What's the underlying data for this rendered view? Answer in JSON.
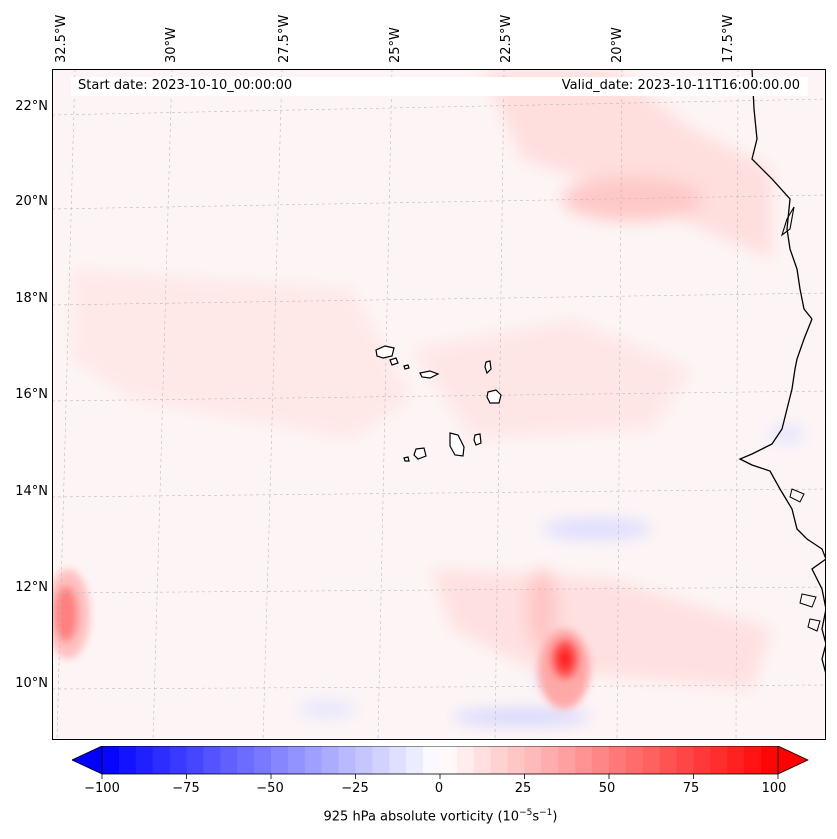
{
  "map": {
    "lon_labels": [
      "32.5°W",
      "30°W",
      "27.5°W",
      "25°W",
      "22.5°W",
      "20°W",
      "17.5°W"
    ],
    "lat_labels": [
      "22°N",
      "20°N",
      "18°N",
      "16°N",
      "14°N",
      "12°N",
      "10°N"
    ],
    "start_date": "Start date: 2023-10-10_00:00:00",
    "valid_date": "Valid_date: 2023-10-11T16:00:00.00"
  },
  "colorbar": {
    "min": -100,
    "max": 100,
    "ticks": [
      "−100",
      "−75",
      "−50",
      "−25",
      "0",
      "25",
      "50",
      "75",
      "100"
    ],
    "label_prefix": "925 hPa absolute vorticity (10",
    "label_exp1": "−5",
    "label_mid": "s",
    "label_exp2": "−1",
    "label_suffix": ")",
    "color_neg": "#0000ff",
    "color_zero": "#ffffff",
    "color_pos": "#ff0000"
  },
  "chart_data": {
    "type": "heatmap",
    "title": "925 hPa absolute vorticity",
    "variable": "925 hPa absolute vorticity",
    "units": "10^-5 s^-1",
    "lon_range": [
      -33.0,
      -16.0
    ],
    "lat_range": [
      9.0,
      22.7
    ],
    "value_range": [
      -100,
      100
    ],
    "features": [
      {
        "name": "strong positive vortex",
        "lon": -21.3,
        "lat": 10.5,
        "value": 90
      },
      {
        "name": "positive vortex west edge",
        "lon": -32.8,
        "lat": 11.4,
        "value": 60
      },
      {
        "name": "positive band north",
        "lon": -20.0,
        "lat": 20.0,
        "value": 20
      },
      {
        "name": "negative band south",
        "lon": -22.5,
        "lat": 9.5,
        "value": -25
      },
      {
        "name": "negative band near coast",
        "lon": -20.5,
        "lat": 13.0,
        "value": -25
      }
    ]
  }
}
==
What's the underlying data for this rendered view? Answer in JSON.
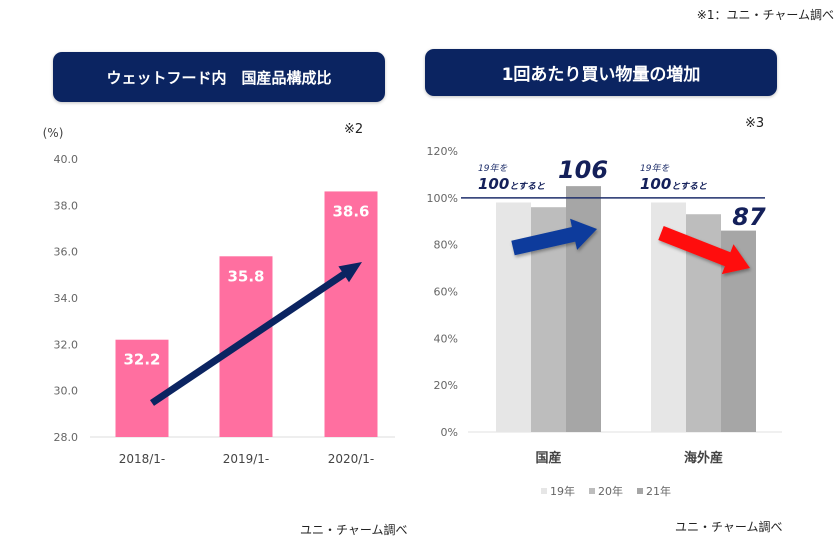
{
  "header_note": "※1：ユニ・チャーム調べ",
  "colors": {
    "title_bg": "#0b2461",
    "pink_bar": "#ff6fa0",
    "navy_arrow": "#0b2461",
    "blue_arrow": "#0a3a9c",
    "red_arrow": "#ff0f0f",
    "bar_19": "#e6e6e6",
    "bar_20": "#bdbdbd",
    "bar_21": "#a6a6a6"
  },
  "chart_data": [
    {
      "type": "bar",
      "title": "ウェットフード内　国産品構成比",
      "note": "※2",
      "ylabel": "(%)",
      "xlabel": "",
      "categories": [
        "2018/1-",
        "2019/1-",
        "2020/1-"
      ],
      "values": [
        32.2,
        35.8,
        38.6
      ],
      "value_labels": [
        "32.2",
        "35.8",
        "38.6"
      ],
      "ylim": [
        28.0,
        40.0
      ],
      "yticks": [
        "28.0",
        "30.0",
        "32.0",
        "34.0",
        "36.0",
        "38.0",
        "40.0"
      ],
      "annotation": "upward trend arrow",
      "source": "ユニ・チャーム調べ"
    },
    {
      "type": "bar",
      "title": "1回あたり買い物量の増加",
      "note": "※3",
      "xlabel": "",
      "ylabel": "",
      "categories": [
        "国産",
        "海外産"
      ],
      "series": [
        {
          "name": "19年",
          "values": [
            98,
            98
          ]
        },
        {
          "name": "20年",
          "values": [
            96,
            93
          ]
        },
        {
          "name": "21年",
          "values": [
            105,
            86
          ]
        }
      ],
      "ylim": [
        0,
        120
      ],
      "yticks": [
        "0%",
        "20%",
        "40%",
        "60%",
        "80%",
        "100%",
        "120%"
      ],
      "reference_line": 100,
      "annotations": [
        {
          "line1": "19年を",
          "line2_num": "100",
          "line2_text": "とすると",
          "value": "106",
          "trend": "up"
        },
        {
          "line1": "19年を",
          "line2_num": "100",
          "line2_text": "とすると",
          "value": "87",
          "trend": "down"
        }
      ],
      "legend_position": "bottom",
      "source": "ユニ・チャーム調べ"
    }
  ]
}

**Task instructions**
Copy every line that contains the string "vorticity".

**Correct output**
    "label_prefix": "925 hPa absolute vorticity (10",
    "title": "925 hPa absolute vorticity",
    "variable": "925 hPa absolute vorticity",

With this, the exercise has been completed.